Express each line of the data below as a Markdown table with two columns, Row for the row number and Line for the text of the line. Leave out blank lines.

**WORKING DATA**
>>

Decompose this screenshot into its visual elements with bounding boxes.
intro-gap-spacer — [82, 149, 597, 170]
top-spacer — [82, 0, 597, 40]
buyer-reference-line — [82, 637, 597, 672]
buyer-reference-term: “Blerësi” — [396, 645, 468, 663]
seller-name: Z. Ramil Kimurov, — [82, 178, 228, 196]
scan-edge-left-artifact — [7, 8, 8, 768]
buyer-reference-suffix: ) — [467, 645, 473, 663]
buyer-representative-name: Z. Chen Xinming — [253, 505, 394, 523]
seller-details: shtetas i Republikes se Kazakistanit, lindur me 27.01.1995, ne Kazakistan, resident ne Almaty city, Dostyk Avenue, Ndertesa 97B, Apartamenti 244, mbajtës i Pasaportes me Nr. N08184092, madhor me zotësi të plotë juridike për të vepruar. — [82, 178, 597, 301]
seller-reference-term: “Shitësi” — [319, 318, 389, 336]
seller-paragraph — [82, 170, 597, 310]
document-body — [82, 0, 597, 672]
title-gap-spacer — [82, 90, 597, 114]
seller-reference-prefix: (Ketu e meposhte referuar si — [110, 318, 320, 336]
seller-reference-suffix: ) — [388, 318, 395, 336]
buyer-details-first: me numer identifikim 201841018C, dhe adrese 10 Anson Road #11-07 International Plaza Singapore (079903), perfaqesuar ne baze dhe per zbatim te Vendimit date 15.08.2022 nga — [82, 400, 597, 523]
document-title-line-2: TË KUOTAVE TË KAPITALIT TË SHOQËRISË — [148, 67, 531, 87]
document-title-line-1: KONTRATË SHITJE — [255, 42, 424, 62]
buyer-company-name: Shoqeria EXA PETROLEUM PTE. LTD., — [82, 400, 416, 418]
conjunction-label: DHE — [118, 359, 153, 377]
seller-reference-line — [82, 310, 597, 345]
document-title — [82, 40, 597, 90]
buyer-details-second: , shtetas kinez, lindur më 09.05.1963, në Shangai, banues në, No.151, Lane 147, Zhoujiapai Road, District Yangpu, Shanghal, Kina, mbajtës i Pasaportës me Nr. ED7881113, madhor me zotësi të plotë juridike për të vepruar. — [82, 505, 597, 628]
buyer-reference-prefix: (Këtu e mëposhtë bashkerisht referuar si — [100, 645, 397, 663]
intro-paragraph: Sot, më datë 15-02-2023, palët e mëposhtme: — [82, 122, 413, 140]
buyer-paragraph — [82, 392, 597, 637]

<<

**SOLUTION BELOW**
| Row | Line |
|---|---|
| 1 | Decompose this screenshot into its visual elements with bounding boxes. |
| 2 | intro-gap-spacer — [82, 149, 597, 170] |
| 3 | top-spacer — [82, 0, 597, 40] |
| 4 | buyer-reference-line — [82, 637, 597, 672] |
| 5 | buyer-reference-term: “Blerësi” — [396, 645, 468, 663] |
| 6 | seller-name: Z. Ramil Kimurov, — [82, 178, 228, 196] |
| 7 | scan-edge-left-artifact — [7, 8, 8, 768] |
| 8 | buyer-reference-suffix: ) — [467, 645, 473, 663] |
| 9 | buyer-representative-name: Z. Chen Xinming — [253, 505, 394, 523] |
| 10 | seller-details: shtetas i Republikes se Kazakistanit, lindur me 27.01.1995, ne Kazakistan, resident ne Almaty city, Dostyk Avenue, Ndertesa 97B, Apartamenti 244, mbajtës i Pasaportes me Nr. N08184092, madhor me zotësi të plotë juridike për të vepruar. — [82, 178, 597, 301] |
| 11 | seller-reference-term: “Shitësi” — [319, 318, 389, 336] |
| 12 | seller-paragraph — [82, 170, 597, 310] |
| 13 | document-body — [82, 0, 597, 672] |
| 14 | title-gap-spacer — [82, 90, 597, 114] |
| 15 | seller-reference-prefix: (Ketu e meposhte referuar si — [110, 318, 320, 336] |
| 16 | seller-reference-suffix: ) — [388, 318, 395, 336] |
| 17 | buyer-details-first: me numer identifikim 201841018C, dhe adrese 10 Anson Road #11-07 International Plaza Singapore (079903), perfaqesuar ne baze dhe per zbatim te Vendimit date 15.08.2022 nga — [82, 400, 597, 523] |
| 18 | document-title-line-2: TË KUOTAVE TË KAPITALIT TË SHOQËRISË — [148, 67, 531, 87] |
| 19 | document-title-line-1: KONTRATË SHITJE — [255, 42, 424, 62] |
| 20 | buyer-company-name: Shoqeria EXA PETROLEUM PTE. LTD., — [82, 400, 416, 418] |
| 21 | conjunction-label: DHE — [118, 359, 153, 377] |
| 22 | seller-reference-line — [82, 310, 597, 345] |
| 23 | document-title — [82, 40, 597, 90] |
| 24 | buyer-details-second: , shtetas kinez, lindur më 09.05.1963, në Shangai, banues në, No.151, Lane 147, Zhoujiapai Road, District Yangpu, Shanghal, Kina, mbajtës i Pasaportës me Nr. ED7881113, madhor me zotësi të plotë juridike për të vepruar. — [82, 505, 597, 628] |
| 25 | buyer-reference-prefix: (Këtu e mëposhtë bashkerisht referuar si — [100, 645, 397, 663] |
| 26 | intro-paragraph: Sot, më datë 15-02-2023, palët e mëposhtme: — [82, 122, 413, 140] |
| 27 | buyer-paragraph — [82, 392, 597, 637] |